■ Aim ■
Write every line out verbatim and omit the pictures.

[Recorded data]
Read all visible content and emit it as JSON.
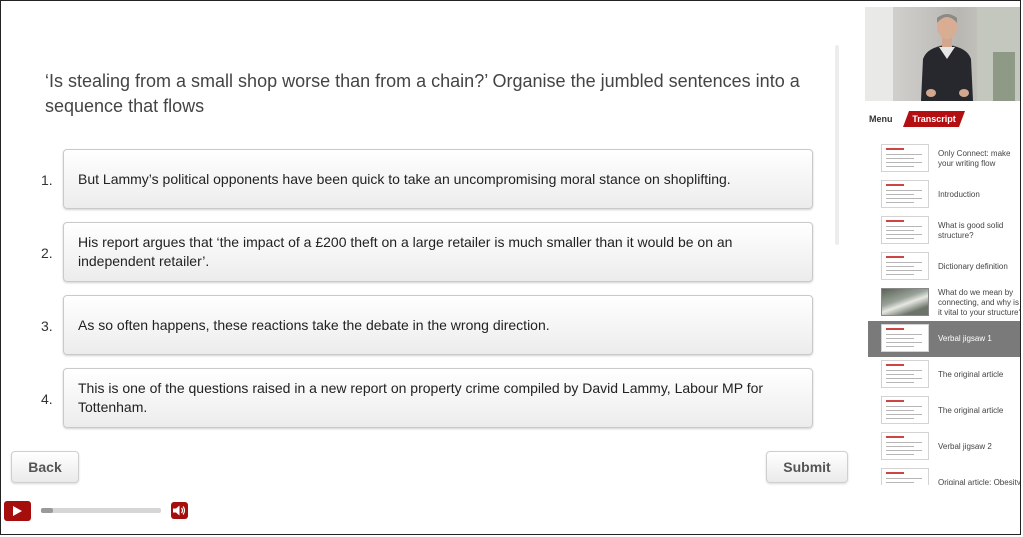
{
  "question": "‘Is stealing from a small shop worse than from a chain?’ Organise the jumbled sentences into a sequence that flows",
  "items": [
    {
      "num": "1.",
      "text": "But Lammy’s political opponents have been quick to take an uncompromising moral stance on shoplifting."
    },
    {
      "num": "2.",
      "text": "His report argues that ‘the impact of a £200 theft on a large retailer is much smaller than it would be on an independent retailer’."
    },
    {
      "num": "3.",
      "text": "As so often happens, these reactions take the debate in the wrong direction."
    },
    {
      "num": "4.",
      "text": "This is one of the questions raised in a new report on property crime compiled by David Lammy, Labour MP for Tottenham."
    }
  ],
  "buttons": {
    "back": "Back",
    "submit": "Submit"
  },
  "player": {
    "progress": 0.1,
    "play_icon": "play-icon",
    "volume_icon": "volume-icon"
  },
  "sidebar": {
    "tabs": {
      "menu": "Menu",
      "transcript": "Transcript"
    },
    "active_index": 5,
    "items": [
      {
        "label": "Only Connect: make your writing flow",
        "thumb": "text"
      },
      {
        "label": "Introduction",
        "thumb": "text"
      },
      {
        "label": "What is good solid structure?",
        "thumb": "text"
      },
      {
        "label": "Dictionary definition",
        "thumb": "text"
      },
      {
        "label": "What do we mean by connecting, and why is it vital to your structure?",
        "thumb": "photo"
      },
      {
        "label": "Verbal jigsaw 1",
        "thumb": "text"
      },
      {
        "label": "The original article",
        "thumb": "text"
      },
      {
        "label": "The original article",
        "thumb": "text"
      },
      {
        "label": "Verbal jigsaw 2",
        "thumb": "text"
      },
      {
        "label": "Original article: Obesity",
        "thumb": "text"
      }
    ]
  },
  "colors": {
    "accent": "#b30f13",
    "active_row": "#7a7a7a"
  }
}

■ Answer to the task ■
Read all visible content and emit it as JSON.
{
  "question": "‘Is stealing from a small shop worse than from a chain?’ Organise the jumbled sentences into a sequence that flows",
  "items": [
    {
      "num": "1.",
      "text": "But Lammy’s political opponents have been quick to take an uncompromising moral stance on shoplifting."
    },
    {
      "num": "2.",
      "text": "His report argues that ‘the impact of a £200 theft on a large retailer is much smaller than it would be on an independent retailer’."
    },
    {
      "num": "3.",
      "text": "As so often happens, these reactions take the debate in the wrong direction."
    },
    {
      "num": "4.",
      "text": "This is one of the questions raised in a new report on property crime compiled by David Lammy, Labour MP for Tottenham."
    }
  ],
  "buttons": {
    "back": "Back",
    "submit": "Submit"
  },
  "player": {
    "progress": 0.1,
    "play_icon": "play-icon",
    "volume_icon": "volume-icon"
  },
  "sidebar": {
    "tabs": {
      "menu": "Menu",
      "transcript": "Transcript"
    },
    "active_index": 5,
    "items": [
      {
        "label": "Only Connect: make your writing flow",
        "thumb": "text"
      },
      {
        "label": "Introduction",
        "thumb": "text"
      },
      {
        "label": "What is good solid structure?",
        "thumb": "text"
      },
      {
        "label": "Dictionary definition",
        "thumb": "text"
      },
      {
        "label": "What do we mean by connecting, and why is it vital to your structure?",
        "thumb": "photo"
      },
      {
        "label": "Verbal jigsaw 1",
        "thumb": "text"
      },
      {
        "label": "The original article",
        "thumb": "text"
      },
      {
        "label": "The original article",
        "thumb": "text"
      },
      {
        "label": "Verbal jigsaw 2",
        "thumb": "text"
      },
      {
        "label": "Original article: Obesity",
        "thumb": "text"
      }
    ]
  },
  "colors": {
    "accent": "#b30f13",
    "active_row": "#7a7a7a"
  }
}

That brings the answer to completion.